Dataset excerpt
--- start ---
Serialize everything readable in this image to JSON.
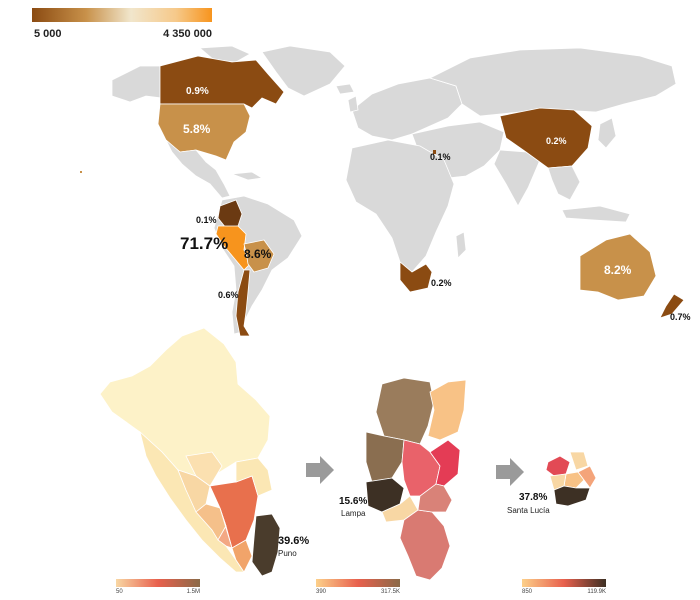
{
  "world_legend": {
    "min_label": "5 000",
    "max_label": "4 350 000",
    "colors": [
      "#8b4b12",
      "#c8914a",
      "#f1e6cc",
      "#f6c98a",
      "#f7941d"
    ]
  },
  "world_labels": {
    "canada": "0.9%",
    "usa": "5.8%",
    "china": "0.2%",
    "israel": "0.1%",
    "colombia": "0.1%",
    "peru": "71.7%",
    "bolivia": "8.6%",
    "chile": "0.6%",
    "south_africa": "0.2%",
    "australia": "8.2%",
    "new_zealand": "0.7%"
  },
  "region_maps": [
    {
      "callout_value": "39.6%",
      "callout_name": "Puno",
      "legend_min": "50",
      "legend_max": "1.5M",
      "legend_colors": [
        "#f8d7a4",
        "#e8604d",
        "#8a6a48"
      ]
    },
    {
      "callout_value": "15.6%",
      "callout_name": "Lampa",
      "legend_min": "390",
      "legend_max": "317.5K",
      "legend_colors": [
        "#fcd08a",
        "#e8604d",
        "#8a6a48"
      ]
    },
    {
      "callout_value": "37.8%",
      "callout_name": "Santa Lucía",
      "legend_min": "850",
      "legend_max": "119.9K",
      "legend_colors": [
        "#fcd08a",
        "#e8604d",
        "#3d3024"
      ]
    }
  ],
  "colors": {
    "background": "#ffffff",
    "no_data": "#d9d9d9",
    "arrow": "#9a9a9a"
  }
}
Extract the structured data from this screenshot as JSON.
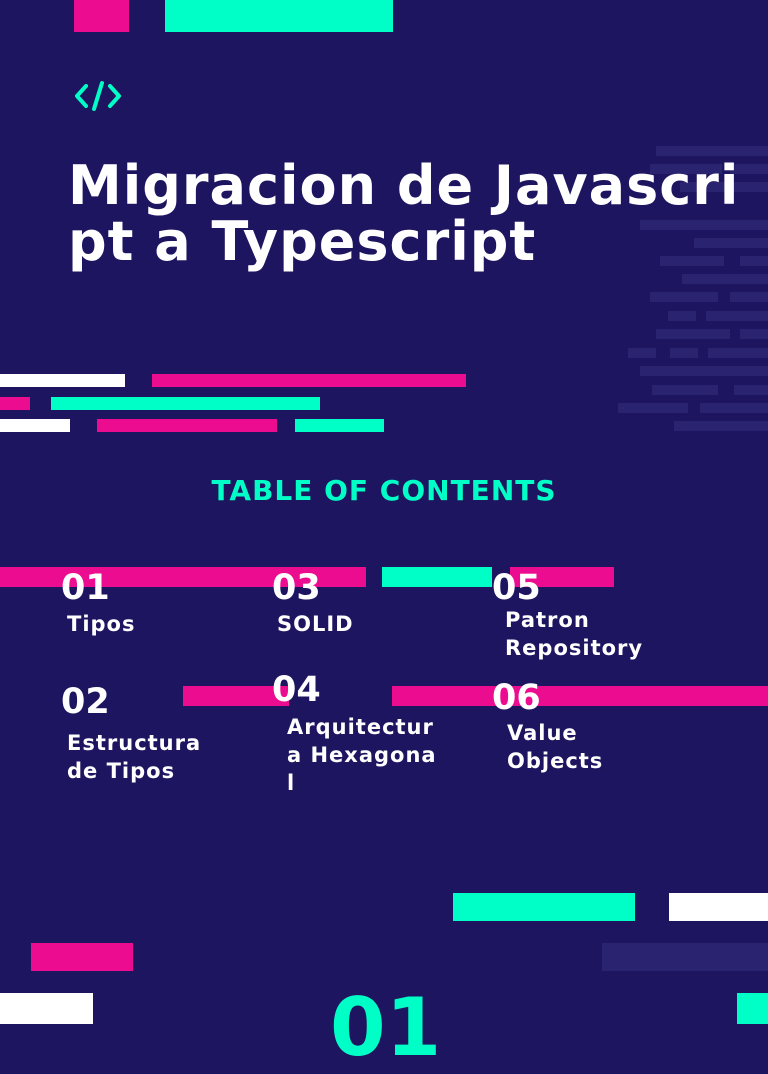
{
  "slide": {
    "title": "Migracion de Javascript a Typescript",
    "toc_heading": "TABLE OF CONTENTS",
    "bottom_number": "01",
    "icon": "code-brackets-icon"
  },
  "toc": [
    {
      "number": "01",
      "label": "Tipos"
    },
    {
      "number": "02",
      "label": "Estructura de Tipos"
    },
    {
      "number": "03",
      "label": "SOLID"
    },
    {
      "number": "04",
      "label": "Arquitectura Hexagonal"
    },
    {
      "number": "05",
      "label": "Patron Repository"
    },
    {
      "number": "06",
      "label": "Value Objects"
    }
  ],
  "colors": {
    "background": "#1e1560",
    "pink": "#ec0c8f",
    "teal": "#00ffc6",
    "white": "#ffffff"
  }
}
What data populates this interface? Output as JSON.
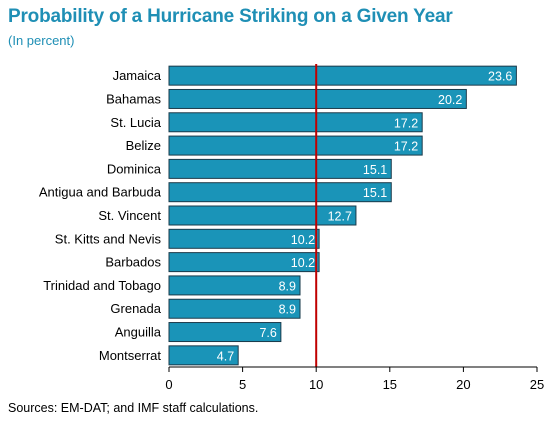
{
  "title": "Probability of a Hurricane Striking on a Given Year",
  "subtitle": "(In percent)",
  "source": "Sources: EM-DAT; and IMF staff calculations.",
  "colors": {
    "title": "#1f8fb5",
    "bar": "#1a94b8",
    "bar_edge": "#1a3a4a",
    "reference_line": "#c00000",
    "axis": "#000000"
  },
  "chart_data": {
    "type": "bar",
    "orientation": "horizontal",
    "categories": [
      "Jamaica",
      "Bahamas",
      "St. Lucia",
      "Belize",
      "Dominica",
      "Antigua and Barbuda",
      "St. Vincent",
      "St. Kitts and Nevis",
      "Barbados",
      "Trinidad and Tobago",
      "Grenada",
      "Anguilla",
      "Montserrat"
    ],
    "values": [
      23.6,
      20.2,
      17.2,
      17.2,
      15.1,
      15.1,
      12.7,
      10.2,
      10.2,
      8.9,
      8.9,
      7.6,
      4.7
    ],
    "data_labels": [
      "23.6",
      "20.2",
      "17.2",
      "17.2",
      "15.1",
      "15.1",
      "12.7",
      "10.2",
      "10.2",
      "8.9",
      "8.9",
      "7.6",
      "4.7"
    ],
    "title": "Probability of a Hurricane Striking on a Given Year",
    "subtitle": "(In percent)",
    "xlabel": "",
    "ylabel": "",
    "xlim": [
      0,
      25
    ],
    "xticks": [
      "0",
      "5",
      "10",
      "15",
      "20",
      "25"
    ],
    "reference_line_x": 10,
    "grid": false,
    "legend": "none"
  }
}
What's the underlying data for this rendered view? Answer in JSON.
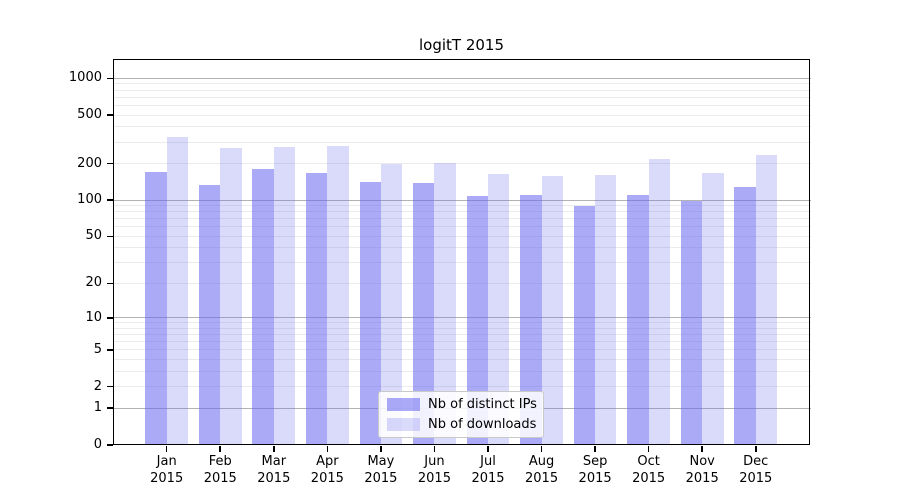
--- end ---
What is required: Exclude all images and restate the records above word for word.

Problem solution:
Serialize everything readable in this image to JSON.
{
  "world_legend": {
    "min_label": "5 000",
    "max_label": "4 350 000",
    "colors": [
      "#8b4b12",
      "#c8914a",
      "#f1e6cc",
      "#f6c98a",
      "#f7941d"
    ]
  },
  "world_labels": {
    "canada": "0.9%",
    "usa": "5.8%",
    "china": "0.2%",
    "israel": "0.1%",
    "colombia": "0.1%",
    "peru": "71.7%",
    "bolivia": "8.6%",
    "chile": "0.6%",
    "south_africa": "0.2%",
    "australia": "8.2%",
    "new_zealand": "0.7%"
  },
  "region_maps": [
    {
      "callout_value": "39.6%",
      "callout_name": "Puno",
      "legend_min": "50",
      "legend_max": "1.5M",
      "legend_colors": [
        "#f8d7a4",
        "#e8604d",
        "#8a6a48"
      ]
    },
    {
      "callout_value": "15.6%",
      "callout_name": "Lampa",
      "legend_min": "390",
      "legend_max": "317.5K",
      "legend_colors": [
        "#fcd08a",
        "#e8604d",
        "#8a6a48"
      ]
    },
    {
      "callout_value": "37.8%",
      "callout_name": "Santa Lucía",
      "legend_min": "850",
      "legend_max": "119.9K",
      "legend_colors": [
        "#fcd08a",
        "#e8604d",
        "#3d3024"
      ]
    }
  ],
  "colors": {
    "background": "#ffffff",
    "no_data": "#d9d9d9",
    "arrow": "#9a9a9a"
  }
}
Extract the structured data from this screenshot as JSON.
{
  "slide": {
    "title": "Migracion de Javascript a Typescript",
    "toc_heading": "TABLE OF CONTENTS",
    "bottom_number": "01",
    "icon": "code-brackets-icon"
  },
  "toc": [
    {
      "number": "01",
      "label": "Tipos"
    },
    {
      "number": "02",
      "label": "Estructura de Tipos"
    },
    {
      "number": "03",
      "label": "SOLID"
    },
    {
      "number": "04",
      "label": "Arquitectura Hexagonal"
    },
    {
      "number": "05",
      "label": "Patron Repository"
    },
    {
      "number": "06",
      "label": "Value Objects"
    }
  ],
  "colors": {
    "background": "#1e1560",
    "pink": "#ec0c8f",
    "teal": "#00ffc6",
    "white": "#ffffff"
  }
}
What data populates this interface? Output as JSON.
{
  "title": "Probability of a Hurricane Striking on a Given Year",
  "subtitle": "(In percent)",
  "source": "Sources: EM-DAT; and IMF staff calculations.",
  "colors": {
    "title": "#1f8fb5",
    "bar": "#1a94b8",
    "bar_edge": "#1a3a4a",
    "reference_line": "#c00000",
    "axis": "#000000"
  },
  "chart_data": {
    "type": "bar",
    "orientation": "horizontal",
    "categories": [
      "Jamaica",
      "Bahamas",
      "St. Lucia",
      "Belize",
      "Dominica",
      "Antigua and Barbuda",
      "St. Vincent",
      "St. Kitts and Nevis",
      "Barbados",
      "Trinidad and Tobago",
      "Grenada",
      "Anguilla",
      "Montserrat"
    ],
    "values": [
      23.6,
      20.2,
      17.2,
      17.2,
      15.1,
      15.1,
      12.7,
      10.2,
      10.2,
      8.9,
      8.9,
      7.6,
      4.7
    ],
    "data_labels": [
      "23.6",
      "20.2",
      "17.2",
      "17.2",
      "15.1",
      "15.1",
      "12.7",
      "10.2",
      "10.2",
      "8.9",
      "8.9",
      "7.6",
      "4.7"
    ],
    "title": "Probability of a Hurricane Striking on a Given Year",
    "subtitle": "(In percent)",
    "xlabel": "",
    "ylabel": "",
    "xlim": [
      0,
      25
    ],
    "xticks": [
      "0",
      "5",
      "10",
      "15",
      "20",
      "25"
    ],
    "reference_line_x": 10,
    "grid": false,
    "legend": "none"
  }
}
What's the underlying data for this rendered view? Answer in JSON.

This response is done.